(Figure dataset records)
—————

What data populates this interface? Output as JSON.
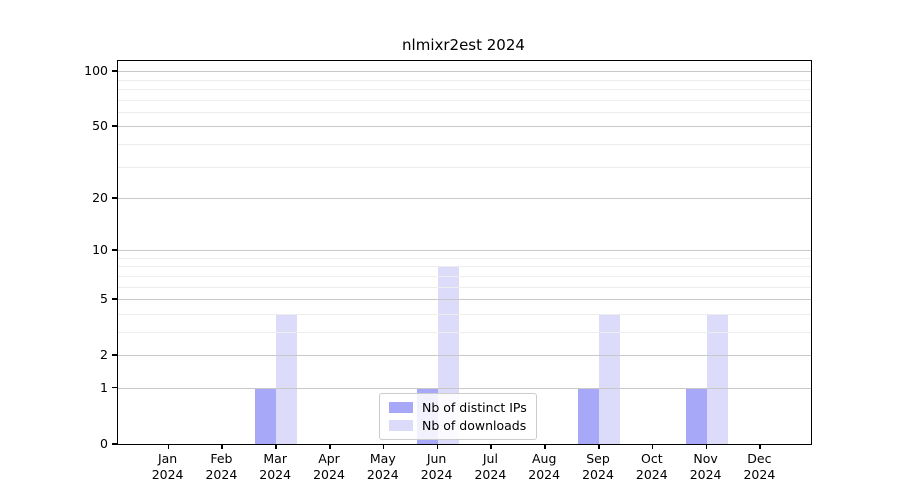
{
  "window": {
    "background": "#ffffff"
  },
  "chart_data": {
    "type": "bar",
    "title": "nlmixr2est 2024",
    "categories": [
      "Jan 2024",
      "Feb 2024",
      "Mar 2024",
      "Apr 2024",
      "May 2024",
      "Jun 2024",
      "Jul 2024",
      "Aug 2024",
      "Sep 2024",
      "Oct 2024",
      "Nov 2024",
      "Dec 2024"
    ],
    "series": [
      {
        "name": "Nb of distinct IPs",
        "color": "#a8a8f8",
        "values": [
          0,
          0,
          1,
          0,
          0,
          1,
          0,
          0,
          1,
          0,
          1,
          0
        ]
      },
      {
        "name": "Nb of downloads",
        "color": "#dcdcfa",
        "values": [
          0,
          0,
          4,
          0,
          0,
          8,
          0,
          0,
          4,
          0,
          4,
          0
        ]
      }
    ],
    "xlabel": "",
    "ylabel": "",
    "yscale": "log1p",
    "ylim": [
      0,
      113.5
    ],
    "y_ticks": [
      0,
      1,
      2,
      5,
      10,
      20,
      50,
      100
    ],
    "y_tick_labels": [
      "0",
      "1",
      "2",
      "5",
      "10",
      "20",
      "50",
      "100"
    ],
    "grid_major_values": [
      1,
      2,
      5,
      10,
      20,
      50,
      100
    ],
    "grid_minor_values": [
      3,
      4,
      6,
      7,
      8,
      9,
      30,
      40,
      60,
      70,
      80,
      90
    ],
    "grid": true,
    "legend_position": "lower center"
  },
  "styles": {
    "grid_major_color": "#c9c9c9",
    "grid_minor_color": "#ededed",
    "spine_color": "#000000",
    "ips_bar_color": "#a8a8f8",
    "downloads_bar_color": "#dcdcfa"
  }
}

—————

**WHAT YOU ARE ASKED TO DO:**
Exactly reproduce the entries above, minus the pictures.

**OUTPUT BELOW:**
What data populates this interface? Output as JSON.
{
  "window": {
    "background": "#ffffff"
  },
  "chart_data": {
    "type": "bar",
    "title": "nlmixr2est 2024",
    "categories": [
      "Jan 2024",
      "Feb 2024",
      "Mar 2024",
      "Apr 2024",
      "May 2024",
      "Jun 2024",
      "Jul 2024",
      "Aug 2024",
      "Sep 2024",
      "Oct 2024",
      "Nov 2024",
      "Dec 2024"
    ],
    "series": [
      {
        "name": "Nb of distinct IPs",
        "color": "#a8a8f8",
        "values": [
          0,
          0,
          1,
          0,
          0,
          1,
          0,
          0,
          1,
          0,
          1,
          0
        ]
      },
      {
        "name": "Nb of downloads",
        "color": "#dcdcfa",
        "values": [
          0,
          0,
          4,
          0,
          0,
          8,
          0,
          0,
          4,
          0,
          4,
          0
        ]
      }
    ],
    "xlabel": "",
    "ylabel": "",
    "yscale": "log1p",
    "ylim": [
      0,
      113.5
    ],
    "y_ticks": [
      0,
      1,
      2,
      5,
      10,
      20,
      50,
      100
    ],
    "y_tick_labels": [
      "0",
      "1",
      "2",
      "5",
      "10",
      "20",
      "50",
      "100"
    ],
    "grid_major_values": [
      1,
      2,
      5,
      10,
      20,
      50,
      100
    ],
    "grid_minor_values": [
      3,
      4,
      6,
      7,
      8,
      9,
      30,
      40,
      60,
      70,
      80,
      90
    ],
    "grid": true,
    "legend_position": "lower center"
  },
  "styles": {
    "grid_major_color": "#c9c9c9",
    "grid_minor_color": "#ededed",
    "spine_color": "#000000",
    "ips_bar_color": "#a8a8f8",
    "downloads_bar_color": "#dcdcfa"
  }
}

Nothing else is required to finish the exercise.